▸ What the task requires
Reproduce every line of the items below verbatim, changing nothing.

[Excerpts from a layout annotation set]
--------------------

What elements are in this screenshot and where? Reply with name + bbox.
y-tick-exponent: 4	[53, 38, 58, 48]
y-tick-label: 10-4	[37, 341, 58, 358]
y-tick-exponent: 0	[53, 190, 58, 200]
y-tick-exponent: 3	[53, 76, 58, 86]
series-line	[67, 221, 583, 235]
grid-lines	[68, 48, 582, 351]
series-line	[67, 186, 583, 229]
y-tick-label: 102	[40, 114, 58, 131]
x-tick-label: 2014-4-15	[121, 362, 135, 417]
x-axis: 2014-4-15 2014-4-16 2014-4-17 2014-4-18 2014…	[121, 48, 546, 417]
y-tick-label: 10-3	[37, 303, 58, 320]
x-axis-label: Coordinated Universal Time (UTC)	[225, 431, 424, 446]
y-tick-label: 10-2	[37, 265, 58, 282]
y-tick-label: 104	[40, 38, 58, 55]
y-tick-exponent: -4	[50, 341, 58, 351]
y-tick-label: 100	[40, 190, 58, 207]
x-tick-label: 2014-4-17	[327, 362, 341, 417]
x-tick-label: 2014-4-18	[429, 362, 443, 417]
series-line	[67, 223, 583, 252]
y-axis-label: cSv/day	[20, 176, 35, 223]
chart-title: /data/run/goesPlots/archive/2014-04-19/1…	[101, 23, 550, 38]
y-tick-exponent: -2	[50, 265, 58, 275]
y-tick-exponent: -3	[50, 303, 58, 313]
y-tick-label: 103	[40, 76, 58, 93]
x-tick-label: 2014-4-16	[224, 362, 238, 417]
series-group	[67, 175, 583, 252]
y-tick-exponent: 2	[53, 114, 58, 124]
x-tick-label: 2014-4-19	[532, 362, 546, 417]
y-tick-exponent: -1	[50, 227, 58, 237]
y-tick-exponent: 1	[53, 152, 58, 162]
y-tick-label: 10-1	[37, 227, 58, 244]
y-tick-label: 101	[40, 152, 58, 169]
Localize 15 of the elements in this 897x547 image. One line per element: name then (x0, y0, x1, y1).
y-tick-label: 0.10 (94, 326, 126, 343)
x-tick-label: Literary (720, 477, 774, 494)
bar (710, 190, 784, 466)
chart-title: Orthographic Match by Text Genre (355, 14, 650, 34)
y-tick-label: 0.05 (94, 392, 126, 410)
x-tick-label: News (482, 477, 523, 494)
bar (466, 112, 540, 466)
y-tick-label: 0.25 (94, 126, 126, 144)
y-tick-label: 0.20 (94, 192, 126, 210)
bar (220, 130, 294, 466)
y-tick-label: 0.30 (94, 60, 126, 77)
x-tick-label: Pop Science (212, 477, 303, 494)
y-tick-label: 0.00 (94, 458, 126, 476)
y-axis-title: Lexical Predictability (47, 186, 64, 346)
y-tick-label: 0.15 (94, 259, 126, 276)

--------------------

▸ Result
What elements are in this screenshot and where? Reply with name + bbox.
y-tick-exponent: 4	[53, 38, 58, 48]
y-tick-label: 10-4	[37, 341, 58, 358]
y-tick-exponent: 0	[53, 190, 58, 200]
y-tick-exponent: 3	[53, 76, 58, 86]
series-line	[67, 221, 583, 235]
grid-lines	[68, 48, 582, 351]
series-line	[67, 186, 583, 229]
y-tick-label: 102	[40, 114, 58, 131]
x-tick-label: 2014-4-15	[121, 362, 135, 417]
x-axis: 2014-4-15 2014-4-16 2014-4-17 2014-4-18 2014…	[121, 48, 546, 417]
y-tick-label: 10-3	[37, 303, 58, 320]
x-axis-label: Coordinated Universal Time (UTC)	[225, 431, 424, 446]
y-tick-label: 10-2	[37, 265, 58, 282]
y-tick-label: 104	[40, 38, 58, 55]
y-tick-exponent: -4	[50, 341, 58, 351]
y-tick-label: 100	[40, 190, 58, 207]
x-tick-label: 2014-4-17	[327, 362, 341, 417]
x-tick-label: 2014-4-18	[429, 362, 443, 417]
series-line	[67, 223, 583, 252]
y-axis-label: cSv/day	[20, 176, 35, 223]
chart-title: /data/run/goesPlots/archive/2014-04-19/1…	[101, 23, 550, 38]
y-tick-exponent: -2	[50, 265, 58, 275]
y-tick-exponent: -3	[50, 303, 58, 313]
y-tick-label: 103	[40, 76, 58, 93]
x-tick-label: 2014-4-16	[224, 362, 238, 417]
series-group	[67, 175, 583, 252]
y-tick-exponent: 2	[53, 114, 58, 124]
x-tick-label: 2014-4-19	[532, 362, 546, 417]
y-tick-exponent: -1	[50, 227, 58, 237]
y-tick-exponent: 1	[53, 152, 58, 162]
y-tick-label: 10-1	[37, 227, 58, 244]
y-tick-label: 101	[40, 152, 58, 169]
Localize 15 of the elements in this 897x547 image. One line per element: name then (x0, y0, x1, y1).
y-tick-label: 0.10 (94, 326, 126, 343)
x-tick-label: Literary (720, 477, 774, 494)
bar (710, 190, 784, 466)
chart-title: Orthographic Match by Text Genre (355, 14, 650, 34)
y-tick-label: 0.05 (94, 392, 126, 410)
x-tick-label: News (482, 477, 523, 494)
bar (466, 112, 540, 466)
y-tick-label: 0.25 (94, 126, 126, 144)
y-tick-label: 0.20 (94, 192, 126, 210)
bar (220, 130, 294, 466)
y-tick-label: 0.30 (94, 60, 126, 77)
x-tick-label: Pop Science (212, 477, 303, 494)
y-tick-label: 0.00 (94, 458, 126, 476)
y-axis-title: Lexical Predictability (47, 186, 64, 346)
y-tick-label: 0.15 (94, 259, 126, 276)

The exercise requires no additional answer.